• **原文**:
説明

作業車のケーブルドラム駆動装置

【課題】ドラムの位置がずれることなく、ドラムへのケーブルの整列巻きが可能となる作業車のケーブルドラム駆動装置を提供する。
【解決手段】回転することによりケーブルの巻き取りもしくは繰り出しが可能なケーブルドラムを回転駆動可能に支持するケーブルドラム駆動装置であって、車体に設けられて、ケーブルドラムを載置するドラム載置台31と、ケーブルドラムを回転駆動させるドラム駆動モータ及びケーブルドラムの両端部を回転可能に把持するプレート24及び回転支持部25等からなるドラム回転把持装置とを備え、ドラム載置台31の上面に、第1突出部31b、第2突出部31cが設けられ、ケーブルドラムは、第1及び第2突出部31b,31cの間に載置された状態でドラム把持装置により把持されることを特徴とする。

【発明の詳細な説明】
【技術分野】
【0001】
本発明は、走行可能な車体に設けられ、道路等の上方に架設されるケーブルの繰り出しもしくは巻き取りを行うケーブルドラムを搭載可能な作業車のケーブルドラム駆動装置に関する。

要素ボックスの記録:
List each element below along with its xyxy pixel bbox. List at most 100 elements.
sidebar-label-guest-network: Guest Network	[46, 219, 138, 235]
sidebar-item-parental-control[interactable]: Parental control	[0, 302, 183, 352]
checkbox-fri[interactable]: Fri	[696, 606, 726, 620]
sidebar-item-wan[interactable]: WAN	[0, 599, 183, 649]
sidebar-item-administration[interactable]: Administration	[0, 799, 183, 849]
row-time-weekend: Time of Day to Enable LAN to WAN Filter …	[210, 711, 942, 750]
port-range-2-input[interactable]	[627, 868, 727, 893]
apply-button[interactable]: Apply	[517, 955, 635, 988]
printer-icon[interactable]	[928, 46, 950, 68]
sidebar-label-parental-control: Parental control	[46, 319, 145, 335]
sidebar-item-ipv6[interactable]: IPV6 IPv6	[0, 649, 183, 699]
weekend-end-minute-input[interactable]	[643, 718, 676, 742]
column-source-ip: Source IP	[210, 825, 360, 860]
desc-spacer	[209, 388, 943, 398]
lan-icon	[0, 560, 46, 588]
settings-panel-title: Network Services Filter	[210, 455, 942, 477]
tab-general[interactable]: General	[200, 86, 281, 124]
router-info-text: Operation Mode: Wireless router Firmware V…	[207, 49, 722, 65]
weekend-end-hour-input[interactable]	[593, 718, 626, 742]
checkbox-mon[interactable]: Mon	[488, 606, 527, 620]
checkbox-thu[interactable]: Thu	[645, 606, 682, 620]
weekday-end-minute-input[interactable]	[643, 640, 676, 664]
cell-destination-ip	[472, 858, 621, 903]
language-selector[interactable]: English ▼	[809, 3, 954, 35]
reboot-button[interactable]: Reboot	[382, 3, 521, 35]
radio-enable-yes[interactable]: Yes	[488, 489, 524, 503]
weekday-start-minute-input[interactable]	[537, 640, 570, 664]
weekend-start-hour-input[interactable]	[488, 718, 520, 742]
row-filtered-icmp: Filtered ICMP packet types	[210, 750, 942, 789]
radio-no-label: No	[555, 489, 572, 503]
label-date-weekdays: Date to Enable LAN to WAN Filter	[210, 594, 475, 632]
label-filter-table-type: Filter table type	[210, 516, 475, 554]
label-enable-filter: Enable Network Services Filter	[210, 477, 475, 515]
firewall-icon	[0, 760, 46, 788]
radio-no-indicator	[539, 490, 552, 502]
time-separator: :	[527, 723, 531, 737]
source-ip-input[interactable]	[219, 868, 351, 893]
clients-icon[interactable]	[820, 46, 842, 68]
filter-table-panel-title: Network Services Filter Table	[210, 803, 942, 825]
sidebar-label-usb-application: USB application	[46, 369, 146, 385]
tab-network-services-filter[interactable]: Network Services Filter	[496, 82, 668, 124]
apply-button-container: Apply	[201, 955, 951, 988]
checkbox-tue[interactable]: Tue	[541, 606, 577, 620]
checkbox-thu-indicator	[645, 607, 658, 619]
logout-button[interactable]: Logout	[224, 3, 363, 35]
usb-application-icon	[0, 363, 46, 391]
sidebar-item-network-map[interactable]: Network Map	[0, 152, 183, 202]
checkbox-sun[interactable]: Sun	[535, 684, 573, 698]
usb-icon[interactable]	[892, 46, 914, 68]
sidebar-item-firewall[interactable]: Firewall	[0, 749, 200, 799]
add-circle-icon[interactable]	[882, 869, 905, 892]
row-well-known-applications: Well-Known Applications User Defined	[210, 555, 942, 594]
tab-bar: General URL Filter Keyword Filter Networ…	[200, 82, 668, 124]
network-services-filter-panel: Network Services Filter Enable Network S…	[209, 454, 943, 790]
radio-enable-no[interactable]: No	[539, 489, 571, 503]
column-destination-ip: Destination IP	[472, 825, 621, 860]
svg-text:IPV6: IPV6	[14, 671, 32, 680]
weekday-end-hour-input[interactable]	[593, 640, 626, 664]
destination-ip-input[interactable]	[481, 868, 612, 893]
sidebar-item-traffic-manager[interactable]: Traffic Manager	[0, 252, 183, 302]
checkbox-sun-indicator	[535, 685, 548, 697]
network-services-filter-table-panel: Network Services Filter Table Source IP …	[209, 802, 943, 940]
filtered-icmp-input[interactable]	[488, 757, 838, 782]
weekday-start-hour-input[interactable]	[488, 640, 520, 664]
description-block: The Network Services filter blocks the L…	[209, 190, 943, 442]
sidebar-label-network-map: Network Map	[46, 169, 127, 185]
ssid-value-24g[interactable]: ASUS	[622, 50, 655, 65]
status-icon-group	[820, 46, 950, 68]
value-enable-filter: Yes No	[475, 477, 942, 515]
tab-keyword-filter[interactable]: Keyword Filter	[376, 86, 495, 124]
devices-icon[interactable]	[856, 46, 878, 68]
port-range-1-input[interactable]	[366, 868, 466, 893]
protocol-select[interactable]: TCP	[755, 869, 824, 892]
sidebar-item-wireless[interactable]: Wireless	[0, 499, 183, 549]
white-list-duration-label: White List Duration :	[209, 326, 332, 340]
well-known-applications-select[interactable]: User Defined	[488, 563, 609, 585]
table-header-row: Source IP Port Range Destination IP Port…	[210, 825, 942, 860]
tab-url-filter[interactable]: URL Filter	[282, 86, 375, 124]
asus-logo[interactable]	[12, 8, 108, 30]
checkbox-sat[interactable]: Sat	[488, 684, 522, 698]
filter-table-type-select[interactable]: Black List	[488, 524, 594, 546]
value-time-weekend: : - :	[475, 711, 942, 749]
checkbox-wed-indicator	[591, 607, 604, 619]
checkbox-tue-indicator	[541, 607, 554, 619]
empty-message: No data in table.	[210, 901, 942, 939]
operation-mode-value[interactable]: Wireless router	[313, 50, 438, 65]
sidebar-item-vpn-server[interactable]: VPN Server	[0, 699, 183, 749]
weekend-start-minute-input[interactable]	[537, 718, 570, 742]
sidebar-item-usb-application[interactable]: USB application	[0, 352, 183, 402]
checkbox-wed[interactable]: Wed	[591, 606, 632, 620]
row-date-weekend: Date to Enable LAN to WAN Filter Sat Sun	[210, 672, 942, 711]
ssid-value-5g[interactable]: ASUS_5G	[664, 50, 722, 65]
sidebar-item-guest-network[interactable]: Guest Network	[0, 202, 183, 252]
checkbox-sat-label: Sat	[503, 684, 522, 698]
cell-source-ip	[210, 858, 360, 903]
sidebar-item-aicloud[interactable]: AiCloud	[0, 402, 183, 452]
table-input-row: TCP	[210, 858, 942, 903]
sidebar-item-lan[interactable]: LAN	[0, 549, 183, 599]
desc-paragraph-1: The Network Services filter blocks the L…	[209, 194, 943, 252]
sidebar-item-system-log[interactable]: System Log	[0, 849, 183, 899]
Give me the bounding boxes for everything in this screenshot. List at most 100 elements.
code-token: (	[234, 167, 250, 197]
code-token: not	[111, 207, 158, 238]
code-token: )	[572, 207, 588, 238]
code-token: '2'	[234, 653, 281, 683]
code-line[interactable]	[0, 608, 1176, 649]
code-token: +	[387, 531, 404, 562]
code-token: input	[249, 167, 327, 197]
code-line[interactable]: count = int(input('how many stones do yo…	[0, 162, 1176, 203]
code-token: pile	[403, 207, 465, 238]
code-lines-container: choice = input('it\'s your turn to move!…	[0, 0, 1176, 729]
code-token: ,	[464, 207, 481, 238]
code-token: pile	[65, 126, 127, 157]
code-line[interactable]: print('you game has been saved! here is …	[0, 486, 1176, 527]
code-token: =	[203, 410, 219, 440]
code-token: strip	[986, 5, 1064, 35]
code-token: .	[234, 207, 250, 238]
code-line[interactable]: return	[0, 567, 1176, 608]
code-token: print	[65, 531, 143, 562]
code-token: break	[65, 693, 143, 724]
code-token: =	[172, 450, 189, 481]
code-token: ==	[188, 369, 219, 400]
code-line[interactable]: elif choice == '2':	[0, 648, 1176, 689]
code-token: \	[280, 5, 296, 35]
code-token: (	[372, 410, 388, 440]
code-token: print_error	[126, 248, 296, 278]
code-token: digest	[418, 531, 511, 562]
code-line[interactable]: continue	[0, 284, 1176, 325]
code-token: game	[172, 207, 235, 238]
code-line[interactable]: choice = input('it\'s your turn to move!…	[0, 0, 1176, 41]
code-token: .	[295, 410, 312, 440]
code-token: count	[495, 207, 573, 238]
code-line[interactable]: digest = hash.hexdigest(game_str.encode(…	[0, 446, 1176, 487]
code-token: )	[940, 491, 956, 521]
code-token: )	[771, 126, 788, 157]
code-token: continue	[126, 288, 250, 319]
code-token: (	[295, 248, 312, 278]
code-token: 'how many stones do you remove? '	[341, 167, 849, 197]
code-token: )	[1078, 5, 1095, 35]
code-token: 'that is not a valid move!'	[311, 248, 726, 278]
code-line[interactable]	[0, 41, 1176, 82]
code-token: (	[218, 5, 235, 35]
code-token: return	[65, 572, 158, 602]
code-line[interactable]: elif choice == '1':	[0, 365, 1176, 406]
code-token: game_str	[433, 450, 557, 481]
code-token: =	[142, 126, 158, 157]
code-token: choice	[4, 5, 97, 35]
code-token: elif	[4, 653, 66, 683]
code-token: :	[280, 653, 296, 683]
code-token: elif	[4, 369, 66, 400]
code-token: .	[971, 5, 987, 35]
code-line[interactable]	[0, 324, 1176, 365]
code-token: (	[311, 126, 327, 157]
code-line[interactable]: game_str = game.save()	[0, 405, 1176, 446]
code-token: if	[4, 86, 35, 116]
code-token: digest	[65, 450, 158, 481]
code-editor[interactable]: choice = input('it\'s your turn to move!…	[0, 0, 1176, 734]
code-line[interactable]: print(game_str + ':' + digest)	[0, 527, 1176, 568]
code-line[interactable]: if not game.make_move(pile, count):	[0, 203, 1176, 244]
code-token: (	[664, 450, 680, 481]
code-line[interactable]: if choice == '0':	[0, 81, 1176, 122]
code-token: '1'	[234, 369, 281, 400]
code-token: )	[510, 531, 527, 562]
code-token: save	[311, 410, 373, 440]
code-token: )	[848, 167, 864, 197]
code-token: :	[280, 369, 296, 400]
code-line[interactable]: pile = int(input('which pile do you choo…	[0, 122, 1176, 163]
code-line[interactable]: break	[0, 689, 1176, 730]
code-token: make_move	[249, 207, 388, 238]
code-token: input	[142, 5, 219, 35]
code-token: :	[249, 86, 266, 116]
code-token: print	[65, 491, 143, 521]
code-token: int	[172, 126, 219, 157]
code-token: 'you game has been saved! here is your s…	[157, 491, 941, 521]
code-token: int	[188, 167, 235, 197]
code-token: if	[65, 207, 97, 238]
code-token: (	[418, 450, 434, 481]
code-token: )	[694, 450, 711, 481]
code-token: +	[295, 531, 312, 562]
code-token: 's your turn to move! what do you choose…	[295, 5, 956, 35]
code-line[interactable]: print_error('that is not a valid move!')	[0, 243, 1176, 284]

• **必須課題**:
**A.** 次の(i)〜(iii)がケーブルドラム駆動装置の原文と一致するかを、それぞれ「はい」か「いいえ」で答え、根拠となる原文の語句をそのまま引用してください。(i) ドラム載置台31は車体に設けられている。(ii) ケーブルドラムは第1突出部31bの上に載置される。(iii) 本発明の作業車は走行可能な車体を備える。
**B.** エントリの先頭から「606, 726, 620]」を含む行までを、「Guest Network」を「Visitor Network」に置き換えて書き直してください。それ以外は一切変えないでください。

• **完全な解答**:
**A.**
(i) はい。「車体に設けられて、ケーブルドラムを載置するドラム載置台31」
(ii) いいえ。「第1及び第2突出部31b,31cの間に載置された状態」
(iii) はい。「走行可能な車体に設けられ」

**B.**
List each element below along with its xyxy pixel bbox. List at most 100 elements.
sidebar-label-guest-network: Visitor Network	[46, 219, 138, 235]
sidebar-item-parental-control[interactable]: Parental control	[0, 302, 183, 352]
checkbox-fri[interactable]: Fri	[696, 606, 726, 620]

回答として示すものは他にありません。